▸ Work instructions
Please copy all of the lines below verbatim, without changing anything.

BEGIN Input data

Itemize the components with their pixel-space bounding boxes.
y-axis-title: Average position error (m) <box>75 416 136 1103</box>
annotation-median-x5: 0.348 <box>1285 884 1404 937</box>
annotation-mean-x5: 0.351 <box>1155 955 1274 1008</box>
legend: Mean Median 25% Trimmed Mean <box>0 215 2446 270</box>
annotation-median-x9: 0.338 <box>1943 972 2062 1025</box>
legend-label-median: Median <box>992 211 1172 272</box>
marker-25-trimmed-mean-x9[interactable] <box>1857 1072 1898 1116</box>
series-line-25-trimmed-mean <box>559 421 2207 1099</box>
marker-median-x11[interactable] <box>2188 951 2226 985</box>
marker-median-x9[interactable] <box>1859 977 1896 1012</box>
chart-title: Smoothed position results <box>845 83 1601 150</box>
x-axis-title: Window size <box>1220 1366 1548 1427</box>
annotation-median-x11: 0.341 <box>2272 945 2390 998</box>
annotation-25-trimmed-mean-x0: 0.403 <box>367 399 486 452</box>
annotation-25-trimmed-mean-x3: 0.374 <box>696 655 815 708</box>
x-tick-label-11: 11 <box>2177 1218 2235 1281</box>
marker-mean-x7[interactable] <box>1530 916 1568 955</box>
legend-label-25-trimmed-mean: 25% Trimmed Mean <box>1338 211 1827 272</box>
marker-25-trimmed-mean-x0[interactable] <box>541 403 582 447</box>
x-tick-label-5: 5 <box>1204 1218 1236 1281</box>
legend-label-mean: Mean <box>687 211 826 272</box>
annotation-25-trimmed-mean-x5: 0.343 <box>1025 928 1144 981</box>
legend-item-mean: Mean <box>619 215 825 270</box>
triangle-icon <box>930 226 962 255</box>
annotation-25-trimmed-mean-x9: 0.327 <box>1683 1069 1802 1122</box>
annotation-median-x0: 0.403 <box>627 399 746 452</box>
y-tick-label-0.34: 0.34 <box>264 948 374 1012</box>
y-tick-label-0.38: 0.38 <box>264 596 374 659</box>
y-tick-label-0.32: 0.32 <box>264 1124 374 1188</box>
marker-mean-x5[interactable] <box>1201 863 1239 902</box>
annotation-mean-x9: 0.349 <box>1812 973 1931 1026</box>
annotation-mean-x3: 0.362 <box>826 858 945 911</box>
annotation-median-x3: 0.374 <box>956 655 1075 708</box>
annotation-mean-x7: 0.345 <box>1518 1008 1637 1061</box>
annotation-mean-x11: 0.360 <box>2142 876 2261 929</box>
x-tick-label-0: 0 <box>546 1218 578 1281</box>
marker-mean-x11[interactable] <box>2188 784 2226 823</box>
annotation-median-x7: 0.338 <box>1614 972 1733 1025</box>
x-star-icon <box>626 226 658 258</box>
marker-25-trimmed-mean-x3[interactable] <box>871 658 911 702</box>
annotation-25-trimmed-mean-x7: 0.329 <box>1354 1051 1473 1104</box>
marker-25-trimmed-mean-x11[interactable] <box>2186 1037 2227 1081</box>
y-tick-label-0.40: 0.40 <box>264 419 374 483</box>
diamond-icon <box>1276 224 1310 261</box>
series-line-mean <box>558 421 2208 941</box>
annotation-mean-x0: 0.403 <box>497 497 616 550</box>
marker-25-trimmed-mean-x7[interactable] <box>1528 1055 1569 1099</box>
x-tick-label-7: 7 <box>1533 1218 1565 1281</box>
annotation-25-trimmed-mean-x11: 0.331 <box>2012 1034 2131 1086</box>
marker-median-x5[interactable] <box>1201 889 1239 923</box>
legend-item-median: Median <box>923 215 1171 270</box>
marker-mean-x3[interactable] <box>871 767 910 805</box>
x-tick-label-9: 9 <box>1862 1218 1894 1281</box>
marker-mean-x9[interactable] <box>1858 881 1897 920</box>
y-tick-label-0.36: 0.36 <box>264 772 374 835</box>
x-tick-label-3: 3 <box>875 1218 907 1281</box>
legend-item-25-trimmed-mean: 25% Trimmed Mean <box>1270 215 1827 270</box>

END Input data

▸ Exercise solution
Itemize the components with their pixel-space bounding boxes.
y-axis-title: Average position error (m) <box>75 416 136 1103</box>
annotation-median-x5: 0.348 <box>1285 884 1404 937</box>
annotation-mean-x5: 0.351 <box>1155 955 1274 1008</box>
legend: Mean Median 25% Trimmed Mean <box>0 215 2446 270</box>
annotation-median-x9: 0.338 <box>1943 972 2062 1025</box>
legend-label-median: Median <box>992 211 1172 272</box>
marker-25-trimmed-mean-x9[interactable] <box>1857 1072 1898 1116</box>
series-line-25-trimmed-mean <box>559 421 2207 1099</box>
marker-median-x11[interactable] <box>2188 951 2226 985</box>
marker-median-x9[interactable] <box>1859 977 1896 1012</box>
chart-title: Smoothed position results <box>845 83 1601 150</box>
x-axis-title: Window size <box>1220 1366 1548 1427</box>
annotation-median-x11: 0.341 <box>2272 945 2390 998</box>
annotation-25-trimmed-mean-x0: 0.403 <box>367 399 486 452</box>
annotation-25-trimmed-mean-x3: 0.374 <box>696 655 815 708</box>
x-tick-label-11: 11 <box>2177 1218 2235 1281</box>
marker-mean-x7[interactable] <box>1530 916 1568 955</box>
legend-label-25-trimmed-mean: 25% Trimmed Mean <box>1338 211 1827 272</box>
marker-25-trimmed-mean-x0[interactable] <box>541 403 582 447</box>
x-tick-label-5: 5 <box>1204 1218 1236 1281</box>
legend-label-mean: Mean <box>687 211 826 272</box>
annotation-25-trimmed-mean-x5: 0.343 <box>1025 928 1144 981</box>
legend-item-mean: Mean <box>619 215 825 270</box>
triangle-icon <box>930 226 962 255</box>
annotation-25-trimmed-mean-x9: 0.327 <box>1683 1069 1802 1122</box>
annotation-median-x0: 0.403 <box>627 399 746 452</box>
y-tick-label-0.34: 0.34 <box>264 948 374 1012</box>
y-tick-label-0.38: 0.38 <box>264 596 374 659</box>
y-tick-label-0.32: 0.32 <box>264 1124 374 1188</box>
marker-mean-x5[interactable] <box>1201 863 1239 902</box>
annotation-mean-x9: 0.349 <box>1812 973 1931 1026</box>
annotation-mean-x3: 0.362 <box>826 858 945 911</box>
annotation-median-x3: 0.374 <box>956 655 1075 708</box>
annotation-mean-x7: 0.345 <box>1518 1008 1637 1061</box>
annotation-mean-x11: 0.360 <box>2142 876 2261 929</box>
x-tick-label-0: 0 <box>546 1218 578 1281</box>
marker-mean-x11[interactable] <box>2188 784 2226 823</box>
annotation-median-x7: 0.338 <box>1614 972 1733 1025</box>
x-star-icon <box>626 226 658 258</box>
marker-25-trimmed-mean-x3[interactable] <box>871 658 911 702</box>
annotation-25-trimmed-mean-x7: 0.329 <box>1354 1051 1473 1104</box>
marker-25-trimmed-mean-x11[interactable] <box>2186 1037 2227 1081</box>
y-tick-label-0.40: 0.40 <box>264 419 374 483</box>
diamond-icon <box>1276 224 1310 261</box>
series-line-mean <box>558 421 2208 941</box>
annotation-mean-x0: 0.403 <box>497 497 616 550</box>
marker-25-trimmed-mean-x7[interactable] <box>1528 1055 1569 1099</box>
x-tick-label-7: 7 <box>1533 1218 1565 1281</box>
annotation-25-trimmed-mean-x11: 0.331 <box>2012 1034 2131 1086</box>
marker-median-x5[interactable] <box>1201 889 1239 923</box>
legend-item-median: Median <box>923 215 1171 270</box>
marker-mean-x3[interactable] <box>871 767 910 805</box>
x-tick-label-9: 9 <box>1862 1218 1894 1281</box>
marker-mean-x9[interactable] <box>1858 881 1897 920</box>
y-tick-label-0.36: 0.36 <box>264 772 374 835</box>
x-tick-label-3: 3 <box>875 1218 907 1281</box>
legend-item-25-trimmed-mean: 25% Trimmed Mean <box>1270 215 1827 270</box>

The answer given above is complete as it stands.